WHAT YOU NEED TO DO: Locate each line containing the string "markets" and copy it out.

(Stored data entries)
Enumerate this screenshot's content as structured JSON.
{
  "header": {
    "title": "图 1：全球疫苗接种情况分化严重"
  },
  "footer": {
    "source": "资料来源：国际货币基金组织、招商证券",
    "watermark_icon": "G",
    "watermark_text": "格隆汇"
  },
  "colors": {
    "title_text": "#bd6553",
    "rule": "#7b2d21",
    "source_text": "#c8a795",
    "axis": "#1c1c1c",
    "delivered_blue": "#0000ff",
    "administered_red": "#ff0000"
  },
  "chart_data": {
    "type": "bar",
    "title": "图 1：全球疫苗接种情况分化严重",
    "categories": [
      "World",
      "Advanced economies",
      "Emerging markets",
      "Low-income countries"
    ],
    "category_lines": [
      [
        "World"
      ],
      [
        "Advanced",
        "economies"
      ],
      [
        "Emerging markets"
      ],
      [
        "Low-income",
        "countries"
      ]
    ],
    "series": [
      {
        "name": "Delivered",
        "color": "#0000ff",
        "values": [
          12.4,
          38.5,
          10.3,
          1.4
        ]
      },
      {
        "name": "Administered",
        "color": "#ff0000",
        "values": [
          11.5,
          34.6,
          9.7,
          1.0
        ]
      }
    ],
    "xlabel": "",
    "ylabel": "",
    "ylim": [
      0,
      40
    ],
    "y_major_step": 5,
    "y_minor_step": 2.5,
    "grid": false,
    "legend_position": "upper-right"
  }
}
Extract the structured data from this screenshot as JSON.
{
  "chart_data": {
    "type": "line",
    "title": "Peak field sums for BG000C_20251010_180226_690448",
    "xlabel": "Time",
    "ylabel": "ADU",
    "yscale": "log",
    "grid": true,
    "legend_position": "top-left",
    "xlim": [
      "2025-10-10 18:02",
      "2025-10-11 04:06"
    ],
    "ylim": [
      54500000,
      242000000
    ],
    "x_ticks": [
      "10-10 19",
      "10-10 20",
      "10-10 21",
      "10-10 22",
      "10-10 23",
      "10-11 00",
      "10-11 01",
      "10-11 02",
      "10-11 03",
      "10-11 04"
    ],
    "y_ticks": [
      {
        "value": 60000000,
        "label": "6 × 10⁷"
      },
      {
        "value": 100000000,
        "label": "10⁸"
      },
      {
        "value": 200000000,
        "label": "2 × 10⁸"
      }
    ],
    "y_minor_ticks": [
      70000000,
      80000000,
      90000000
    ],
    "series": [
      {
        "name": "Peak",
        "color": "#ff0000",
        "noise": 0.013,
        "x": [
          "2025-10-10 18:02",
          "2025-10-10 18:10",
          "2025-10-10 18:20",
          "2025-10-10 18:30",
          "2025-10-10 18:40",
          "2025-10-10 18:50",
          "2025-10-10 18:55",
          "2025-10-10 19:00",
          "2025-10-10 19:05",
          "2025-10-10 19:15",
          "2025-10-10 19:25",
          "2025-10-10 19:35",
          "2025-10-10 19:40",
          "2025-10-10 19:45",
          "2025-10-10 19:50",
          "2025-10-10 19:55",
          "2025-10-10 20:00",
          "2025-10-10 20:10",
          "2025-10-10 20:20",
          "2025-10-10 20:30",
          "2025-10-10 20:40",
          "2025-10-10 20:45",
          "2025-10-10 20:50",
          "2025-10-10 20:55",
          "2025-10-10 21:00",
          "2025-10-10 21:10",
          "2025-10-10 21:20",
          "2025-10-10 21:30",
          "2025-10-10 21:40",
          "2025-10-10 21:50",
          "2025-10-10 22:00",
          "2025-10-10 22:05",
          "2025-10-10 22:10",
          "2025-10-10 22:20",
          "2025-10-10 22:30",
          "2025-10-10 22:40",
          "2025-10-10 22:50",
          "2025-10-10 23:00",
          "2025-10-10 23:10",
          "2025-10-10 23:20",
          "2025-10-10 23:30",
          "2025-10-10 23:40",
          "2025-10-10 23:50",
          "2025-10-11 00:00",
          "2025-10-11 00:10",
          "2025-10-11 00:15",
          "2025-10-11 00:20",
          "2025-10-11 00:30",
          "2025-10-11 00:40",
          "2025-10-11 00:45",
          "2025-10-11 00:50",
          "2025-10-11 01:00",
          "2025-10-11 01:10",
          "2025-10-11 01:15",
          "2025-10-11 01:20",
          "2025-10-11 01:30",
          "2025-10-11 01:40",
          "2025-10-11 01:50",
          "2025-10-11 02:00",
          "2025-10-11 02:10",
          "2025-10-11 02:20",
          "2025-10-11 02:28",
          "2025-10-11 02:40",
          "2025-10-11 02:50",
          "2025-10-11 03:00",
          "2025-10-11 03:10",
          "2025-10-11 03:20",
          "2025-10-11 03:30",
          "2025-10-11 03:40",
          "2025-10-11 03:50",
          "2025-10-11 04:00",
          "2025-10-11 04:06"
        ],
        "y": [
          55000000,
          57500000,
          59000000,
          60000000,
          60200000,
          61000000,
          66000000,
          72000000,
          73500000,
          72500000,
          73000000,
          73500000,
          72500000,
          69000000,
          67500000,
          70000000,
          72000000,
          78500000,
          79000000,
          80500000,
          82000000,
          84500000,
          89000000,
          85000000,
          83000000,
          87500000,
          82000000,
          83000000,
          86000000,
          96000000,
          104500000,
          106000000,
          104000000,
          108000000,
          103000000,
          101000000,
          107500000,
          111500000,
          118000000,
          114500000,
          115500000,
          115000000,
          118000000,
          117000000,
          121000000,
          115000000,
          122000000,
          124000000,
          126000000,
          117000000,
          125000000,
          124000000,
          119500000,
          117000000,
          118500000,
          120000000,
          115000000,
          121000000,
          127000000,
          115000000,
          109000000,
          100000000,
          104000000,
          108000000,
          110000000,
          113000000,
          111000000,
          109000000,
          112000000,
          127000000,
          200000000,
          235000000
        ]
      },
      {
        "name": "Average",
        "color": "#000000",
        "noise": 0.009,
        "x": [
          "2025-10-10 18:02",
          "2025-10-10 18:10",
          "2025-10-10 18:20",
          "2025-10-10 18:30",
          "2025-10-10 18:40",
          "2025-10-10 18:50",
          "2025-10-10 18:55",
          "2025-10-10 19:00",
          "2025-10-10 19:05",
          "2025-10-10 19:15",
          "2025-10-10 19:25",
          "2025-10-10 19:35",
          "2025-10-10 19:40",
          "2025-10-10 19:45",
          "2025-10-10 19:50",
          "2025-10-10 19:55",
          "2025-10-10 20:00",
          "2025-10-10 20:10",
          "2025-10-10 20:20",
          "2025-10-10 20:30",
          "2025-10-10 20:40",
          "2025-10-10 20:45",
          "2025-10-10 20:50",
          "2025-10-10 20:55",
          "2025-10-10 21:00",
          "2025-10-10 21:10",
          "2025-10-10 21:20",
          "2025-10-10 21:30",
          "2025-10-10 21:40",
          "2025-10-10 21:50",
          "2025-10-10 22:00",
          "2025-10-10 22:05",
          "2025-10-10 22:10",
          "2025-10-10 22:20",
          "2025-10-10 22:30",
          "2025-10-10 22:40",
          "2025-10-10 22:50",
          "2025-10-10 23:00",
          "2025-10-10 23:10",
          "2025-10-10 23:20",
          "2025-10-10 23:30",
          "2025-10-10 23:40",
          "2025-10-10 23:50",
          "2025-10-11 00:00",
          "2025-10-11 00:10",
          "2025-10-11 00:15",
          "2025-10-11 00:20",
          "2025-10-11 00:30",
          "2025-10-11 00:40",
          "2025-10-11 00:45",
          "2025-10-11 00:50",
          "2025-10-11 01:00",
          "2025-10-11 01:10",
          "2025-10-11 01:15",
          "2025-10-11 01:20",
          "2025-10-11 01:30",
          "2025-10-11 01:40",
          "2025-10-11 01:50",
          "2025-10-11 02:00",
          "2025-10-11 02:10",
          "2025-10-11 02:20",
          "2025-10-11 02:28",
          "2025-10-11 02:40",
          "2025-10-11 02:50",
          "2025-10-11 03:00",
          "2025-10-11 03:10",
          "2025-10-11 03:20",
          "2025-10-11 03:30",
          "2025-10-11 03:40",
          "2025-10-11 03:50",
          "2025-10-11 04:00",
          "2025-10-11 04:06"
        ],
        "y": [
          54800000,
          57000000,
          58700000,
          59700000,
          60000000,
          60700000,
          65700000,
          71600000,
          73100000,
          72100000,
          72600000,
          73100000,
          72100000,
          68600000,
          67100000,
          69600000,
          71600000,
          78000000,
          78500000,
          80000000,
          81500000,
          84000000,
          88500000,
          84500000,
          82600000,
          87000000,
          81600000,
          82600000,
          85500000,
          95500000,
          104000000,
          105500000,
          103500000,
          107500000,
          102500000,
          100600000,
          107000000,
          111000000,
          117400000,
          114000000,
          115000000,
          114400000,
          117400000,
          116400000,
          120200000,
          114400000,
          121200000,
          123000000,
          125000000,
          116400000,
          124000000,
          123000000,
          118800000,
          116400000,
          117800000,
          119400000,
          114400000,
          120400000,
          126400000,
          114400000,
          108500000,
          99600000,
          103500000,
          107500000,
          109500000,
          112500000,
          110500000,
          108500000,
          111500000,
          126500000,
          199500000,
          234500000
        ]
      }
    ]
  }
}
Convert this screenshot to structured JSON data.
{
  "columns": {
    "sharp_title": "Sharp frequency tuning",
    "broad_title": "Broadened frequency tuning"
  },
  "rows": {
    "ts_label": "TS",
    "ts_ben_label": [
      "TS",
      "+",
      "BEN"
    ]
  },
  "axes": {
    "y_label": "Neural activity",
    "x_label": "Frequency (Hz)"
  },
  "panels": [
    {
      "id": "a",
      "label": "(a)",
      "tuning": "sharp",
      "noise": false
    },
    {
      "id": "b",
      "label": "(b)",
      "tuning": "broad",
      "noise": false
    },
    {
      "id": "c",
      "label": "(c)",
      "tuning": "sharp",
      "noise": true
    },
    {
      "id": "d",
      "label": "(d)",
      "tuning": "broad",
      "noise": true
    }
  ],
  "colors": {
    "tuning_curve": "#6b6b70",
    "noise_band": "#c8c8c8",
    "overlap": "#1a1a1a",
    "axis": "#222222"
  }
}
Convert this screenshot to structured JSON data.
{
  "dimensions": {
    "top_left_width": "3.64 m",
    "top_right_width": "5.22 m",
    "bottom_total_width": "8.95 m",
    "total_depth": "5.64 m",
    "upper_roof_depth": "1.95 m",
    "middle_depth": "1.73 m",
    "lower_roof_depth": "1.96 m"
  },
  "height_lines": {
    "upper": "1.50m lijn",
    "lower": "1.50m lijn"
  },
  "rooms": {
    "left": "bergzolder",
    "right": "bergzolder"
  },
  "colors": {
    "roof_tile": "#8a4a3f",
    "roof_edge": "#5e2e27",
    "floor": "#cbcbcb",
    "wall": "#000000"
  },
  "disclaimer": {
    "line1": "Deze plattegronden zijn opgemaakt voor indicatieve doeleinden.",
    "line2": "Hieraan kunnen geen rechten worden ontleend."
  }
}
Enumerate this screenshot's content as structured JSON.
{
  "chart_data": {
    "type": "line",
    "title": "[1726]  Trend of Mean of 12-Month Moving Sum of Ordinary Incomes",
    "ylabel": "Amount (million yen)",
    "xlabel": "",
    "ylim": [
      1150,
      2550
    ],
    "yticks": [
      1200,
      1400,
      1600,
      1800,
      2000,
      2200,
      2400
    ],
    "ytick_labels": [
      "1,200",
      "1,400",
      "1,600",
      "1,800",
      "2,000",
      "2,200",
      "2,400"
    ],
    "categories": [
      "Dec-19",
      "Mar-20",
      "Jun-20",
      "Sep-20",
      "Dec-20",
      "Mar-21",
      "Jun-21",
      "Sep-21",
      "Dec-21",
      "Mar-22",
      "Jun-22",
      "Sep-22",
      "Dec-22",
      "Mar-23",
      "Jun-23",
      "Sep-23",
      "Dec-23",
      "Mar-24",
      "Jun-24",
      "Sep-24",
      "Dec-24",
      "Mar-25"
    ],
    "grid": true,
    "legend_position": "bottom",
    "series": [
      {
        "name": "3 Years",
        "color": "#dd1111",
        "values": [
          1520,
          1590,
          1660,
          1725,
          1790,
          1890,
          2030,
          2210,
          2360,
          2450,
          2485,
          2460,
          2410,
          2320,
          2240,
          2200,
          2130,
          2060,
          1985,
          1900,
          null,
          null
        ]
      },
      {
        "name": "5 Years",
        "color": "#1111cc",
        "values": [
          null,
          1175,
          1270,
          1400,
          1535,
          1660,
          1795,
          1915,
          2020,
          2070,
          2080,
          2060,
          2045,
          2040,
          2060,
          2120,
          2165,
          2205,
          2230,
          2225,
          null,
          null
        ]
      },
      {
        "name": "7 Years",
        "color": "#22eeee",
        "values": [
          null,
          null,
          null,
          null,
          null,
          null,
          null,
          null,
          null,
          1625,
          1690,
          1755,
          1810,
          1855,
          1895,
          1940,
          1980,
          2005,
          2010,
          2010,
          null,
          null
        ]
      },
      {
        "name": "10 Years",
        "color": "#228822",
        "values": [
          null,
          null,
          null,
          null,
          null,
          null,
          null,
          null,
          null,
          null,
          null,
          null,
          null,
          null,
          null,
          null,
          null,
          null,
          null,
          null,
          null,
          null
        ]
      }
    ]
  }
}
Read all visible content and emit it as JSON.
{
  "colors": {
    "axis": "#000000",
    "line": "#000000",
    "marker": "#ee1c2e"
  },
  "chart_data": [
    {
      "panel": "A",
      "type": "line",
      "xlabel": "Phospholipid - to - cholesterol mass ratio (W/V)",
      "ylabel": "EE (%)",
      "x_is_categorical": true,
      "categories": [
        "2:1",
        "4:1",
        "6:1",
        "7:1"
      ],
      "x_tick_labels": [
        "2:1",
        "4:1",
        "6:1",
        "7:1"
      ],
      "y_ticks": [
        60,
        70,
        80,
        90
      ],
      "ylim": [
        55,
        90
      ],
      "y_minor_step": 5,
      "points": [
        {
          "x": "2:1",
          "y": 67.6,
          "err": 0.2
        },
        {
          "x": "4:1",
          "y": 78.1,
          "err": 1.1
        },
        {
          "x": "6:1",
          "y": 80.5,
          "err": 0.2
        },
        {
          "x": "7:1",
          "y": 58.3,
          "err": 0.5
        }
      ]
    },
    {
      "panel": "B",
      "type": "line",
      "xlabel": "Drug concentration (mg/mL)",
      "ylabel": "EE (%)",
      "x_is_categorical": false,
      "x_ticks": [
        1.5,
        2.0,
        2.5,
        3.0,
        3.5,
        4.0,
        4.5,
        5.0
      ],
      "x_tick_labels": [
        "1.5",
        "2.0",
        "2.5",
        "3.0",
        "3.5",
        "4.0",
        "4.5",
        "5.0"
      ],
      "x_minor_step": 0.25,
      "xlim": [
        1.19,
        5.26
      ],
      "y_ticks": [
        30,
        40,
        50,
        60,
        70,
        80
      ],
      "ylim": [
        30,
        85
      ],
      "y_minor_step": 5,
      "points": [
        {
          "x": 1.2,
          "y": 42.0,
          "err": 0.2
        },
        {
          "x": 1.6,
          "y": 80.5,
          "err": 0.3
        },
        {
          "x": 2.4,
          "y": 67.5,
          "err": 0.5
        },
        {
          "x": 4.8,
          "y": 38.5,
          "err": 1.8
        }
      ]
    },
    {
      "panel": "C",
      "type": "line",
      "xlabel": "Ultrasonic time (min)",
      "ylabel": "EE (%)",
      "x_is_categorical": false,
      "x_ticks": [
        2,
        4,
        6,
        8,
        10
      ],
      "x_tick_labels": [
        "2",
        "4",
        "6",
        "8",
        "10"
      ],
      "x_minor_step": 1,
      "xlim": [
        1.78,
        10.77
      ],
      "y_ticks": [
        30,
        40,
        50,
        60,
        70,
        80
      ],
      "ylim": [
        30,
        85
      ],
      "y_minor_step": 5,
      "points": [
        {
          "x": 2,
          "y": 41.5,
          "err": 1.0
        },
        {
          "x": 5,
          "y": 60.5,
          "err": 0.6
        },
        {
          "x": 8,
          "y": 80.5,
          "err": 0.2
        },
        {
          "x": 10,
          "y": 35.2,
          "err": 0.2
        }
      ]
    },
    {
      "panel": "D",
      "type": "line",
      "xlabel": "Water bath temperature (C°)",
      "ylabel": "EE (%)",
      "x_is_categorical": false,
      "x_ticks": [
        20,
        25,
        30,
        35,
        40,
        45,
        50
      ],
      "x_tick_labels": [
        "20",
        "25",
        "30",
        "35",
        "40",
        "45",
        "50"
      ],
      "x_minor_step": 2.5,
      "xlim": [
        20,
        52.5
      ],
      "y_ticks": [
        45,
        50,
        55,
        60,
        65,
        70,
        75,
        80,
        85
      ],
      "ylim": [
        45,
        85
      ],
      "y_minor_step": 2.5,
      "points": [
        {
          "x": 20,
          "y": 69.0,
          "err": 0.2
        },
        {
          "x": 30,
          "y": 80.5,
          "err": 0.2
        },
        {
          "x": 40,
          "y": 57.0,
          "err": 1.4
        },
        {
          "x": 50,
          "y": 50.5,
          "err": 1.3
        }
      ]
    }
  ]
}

THE OUTPUT:
      "Emerging markets",
        "Emerging markets"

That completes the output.